◆ **Problem**: In the ovarian cancer awareness text, what is the five-year survival rate when ovarian cancer is diagnosed in its earliest stages?

September is National Ovarian Cancer Awareness Month
September is National Ovarian Cancer Awareness month, helping spread awareness of the detection of ovarian cancer. Ovarian cancer is among the deadliest of the cancers that affect women, affecting over 20,000 women who are diagnosed each year.
As of today, there are no screening tests that are adequate to detect ovarian cancer, which makes it more challenging to detect it in its earliest stages. Though there is research being done every day concerning this, for now it is essential that women understand the various signs that could mean that they have ovarian cancer. According to the World Health Organization, over 238,000 women are diagnosed yearly around the world, with over 150,000 dying each year from ovarian cancer. According to the National Ovarian Cancer Coalition, about 14,000 U.S. women will die from ovarian cancer each year.
Getting out into the community and spreading awareness of the signs of ovarian cancer is the number one goal of National Ovarian Cancer Awareness month. The earlier a woman can be diagnosed, the better chance of survival and longevity of life. Many women that are diagnosed aren’t diagnosed until they’re in stage 3, which severely decreases the survival rate. Currently, only about 45% of women diagnosed in the later stages live longer than 5 years. The National Ovarian Cancer Coalition has a wonderful program called “Take Early Action and Live” (TEAL) that helps raise awareness about the symptoms, risk factors, and signs of ovarian cancer. Health professionals and volunteers will set up at festivals, health or community fairs, or do presentations at various organizations. Their goals are to continue to educate women about ovarian cancer, and distribute various resources that can assist them.
The importance of early detection When ovarian cancer is diagnosed in the earliest stages, the survival rate for 5 years is over 90%. Many women are not aware that the pap smear test does not detect ovarian cancer. However, there are certain tests that doctors can order that will give them a better idea of what’s going on. This includes a pelvic examination, a blood test called CA-125, an ultrasound, and a biopsy. It is also been found that women who have the BRCA1 or BRCA2 gene are at an increased risk of developing ovarian cancer. Ovarian cancer risk factors Though ovarian cancer can affect a woman at any age, there are certain risk factors associated with it. These include:
- Women who are older than 55 women
- Women who have received hormone replacement therapy for menopause
- Women who have a family history of ovarian or breast cancer
- Women who have had cancer themselves
- Women who have never been pregnant
Signs and symptoms associated with ovarian cancer There are certain cancer signs and symptoms for ovarian cancer, but it’s sometimes challenging to diagnose because these symptoms may also be a sign of other health issues.

◆ **Source information**:
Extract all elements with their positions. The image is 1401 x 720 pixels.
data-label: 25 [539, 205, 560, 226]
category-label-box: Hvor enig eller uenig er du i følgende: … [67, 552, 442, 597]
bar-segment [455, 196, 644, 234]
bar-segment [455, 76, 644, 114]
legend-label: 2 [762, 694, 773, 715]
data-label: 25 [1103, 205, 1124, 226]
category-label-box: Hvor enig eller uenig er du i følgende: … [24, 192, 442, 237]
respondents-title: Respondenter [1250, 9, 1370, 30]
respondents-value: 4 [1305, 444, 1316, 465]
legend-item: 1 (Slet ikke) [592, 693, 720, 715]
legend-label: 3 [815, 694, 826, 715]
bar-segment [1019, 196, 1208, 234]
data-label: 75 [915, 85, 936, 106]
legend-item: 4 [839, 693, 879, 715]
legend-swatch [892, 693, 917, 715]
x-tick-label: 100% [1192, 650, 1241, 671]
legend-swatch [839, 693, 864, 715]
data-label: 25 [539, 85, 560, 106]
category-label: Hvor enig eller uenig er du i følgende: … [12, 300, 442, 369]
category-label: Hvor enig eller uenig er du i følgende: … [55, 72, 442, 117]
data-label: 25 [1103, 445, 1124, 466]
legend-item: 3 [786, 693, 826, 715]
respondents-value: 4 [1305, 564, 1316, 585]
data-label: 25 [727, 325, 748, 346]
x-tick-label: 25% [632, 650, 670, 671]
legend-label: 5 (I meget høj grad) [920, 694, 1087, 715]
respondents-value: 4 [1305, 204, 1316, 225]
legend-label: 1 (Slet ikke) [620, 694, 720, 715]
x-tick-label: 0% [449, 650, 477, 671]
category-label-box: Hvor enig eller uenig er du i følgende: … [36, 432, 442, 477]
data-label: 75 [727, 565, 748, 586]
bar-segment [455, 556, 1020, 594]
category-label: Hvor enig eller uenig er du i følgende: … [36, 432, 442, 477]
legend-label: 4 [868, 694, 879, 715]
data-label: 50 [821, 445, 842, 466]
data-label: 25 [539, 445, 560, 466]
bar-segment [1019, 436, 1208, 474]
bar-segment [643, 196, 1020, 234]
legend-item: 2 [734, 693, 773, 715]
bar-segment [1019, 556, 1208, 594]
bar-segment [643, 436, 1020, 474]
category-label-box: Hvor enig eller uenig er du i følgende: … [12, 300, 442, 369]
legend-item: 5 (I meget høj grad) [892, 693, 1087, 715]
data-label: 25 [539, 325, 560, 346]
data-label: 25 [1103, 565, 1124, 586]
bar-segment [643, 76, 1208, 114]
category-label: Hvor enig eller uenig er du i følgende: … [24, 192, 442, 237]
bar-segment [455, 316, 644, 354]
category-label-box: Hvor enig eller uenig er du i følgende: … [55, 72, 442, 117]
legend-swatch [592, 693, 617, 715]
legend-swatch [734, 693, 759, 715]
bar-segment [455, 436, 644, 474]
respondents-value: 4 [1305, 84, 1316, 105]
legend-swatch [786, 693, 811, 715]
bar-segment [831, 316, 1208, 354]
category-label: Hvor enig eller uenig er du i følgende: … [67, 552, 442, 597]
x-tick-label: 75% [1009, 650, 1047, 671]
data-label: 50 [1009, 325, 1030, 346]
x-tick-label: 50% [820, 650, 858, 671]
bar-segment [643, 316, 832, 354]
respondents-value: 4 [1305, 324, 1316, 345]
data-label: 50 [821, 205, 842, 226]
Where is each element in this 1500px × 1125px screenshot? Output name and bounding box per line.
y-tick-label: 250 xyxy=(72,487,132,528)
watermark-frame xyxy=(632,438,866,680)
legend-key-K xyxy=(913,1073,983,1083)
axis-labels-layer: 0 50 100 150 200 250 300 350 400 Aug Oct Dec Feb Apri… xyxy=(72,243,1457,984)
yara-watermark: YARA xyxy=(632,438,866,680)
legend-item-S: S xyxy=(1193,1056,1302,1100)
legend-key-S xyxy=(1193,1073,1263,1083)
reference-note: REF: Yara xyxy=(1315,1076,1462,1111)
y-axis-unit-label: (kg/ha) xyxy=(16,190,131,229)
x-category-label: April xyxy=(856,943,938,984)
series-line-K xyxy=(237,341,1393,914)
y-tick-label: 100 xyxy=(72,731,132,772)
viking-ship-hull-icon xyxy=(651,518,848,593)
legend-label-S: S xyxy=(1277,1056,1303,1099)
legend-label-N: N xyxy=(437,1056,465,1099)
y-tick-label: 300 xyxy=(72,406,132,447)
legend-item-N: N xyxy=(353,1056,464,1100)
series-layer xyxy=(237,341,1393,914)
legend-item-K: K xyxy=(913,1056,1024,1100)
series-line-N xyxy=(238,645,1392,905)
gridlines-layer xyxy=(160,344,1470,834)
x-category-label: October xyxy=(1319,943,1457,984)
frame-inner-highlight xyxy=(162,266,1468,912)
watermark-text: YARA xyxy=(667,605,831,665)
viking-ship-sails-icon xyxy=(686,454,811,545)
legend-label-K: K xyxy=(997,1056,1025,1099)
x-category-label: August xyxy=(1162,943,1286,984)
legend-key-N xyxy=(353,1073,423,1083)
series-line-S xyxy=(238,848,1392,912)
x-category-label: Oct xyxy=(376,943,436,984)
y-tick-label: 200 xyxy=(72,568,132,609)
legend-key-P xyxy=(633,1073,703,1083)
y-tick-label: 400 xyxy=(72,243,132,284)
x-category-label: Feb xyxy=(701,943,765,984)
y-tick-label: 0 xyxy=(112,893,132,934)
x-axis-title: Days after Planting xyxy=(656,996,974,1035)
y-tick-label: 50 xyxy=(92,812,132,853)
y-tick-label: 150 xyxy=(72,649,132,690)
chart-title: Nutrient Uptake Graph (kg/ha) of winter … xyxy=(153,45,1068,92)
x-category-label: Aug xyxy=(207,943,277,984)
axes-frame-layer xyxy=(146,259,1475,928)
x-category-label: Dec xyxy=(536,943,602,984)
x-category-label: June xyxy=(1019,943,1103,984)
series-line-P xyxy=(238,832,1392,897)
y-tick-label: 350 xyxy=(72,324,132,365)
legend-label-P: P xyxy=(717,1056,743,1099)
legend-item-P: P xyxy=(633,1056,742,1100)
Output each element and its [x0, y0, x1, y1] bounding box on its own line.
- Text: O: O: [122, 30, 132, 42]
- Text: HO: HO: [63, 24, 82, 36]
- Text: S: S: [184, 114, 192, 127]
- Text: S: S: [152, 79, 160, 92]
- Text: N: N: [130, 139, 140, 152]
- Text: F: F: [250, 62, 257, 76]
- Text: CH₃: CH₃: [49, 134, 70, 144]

◆ **Task result**: Over 90%.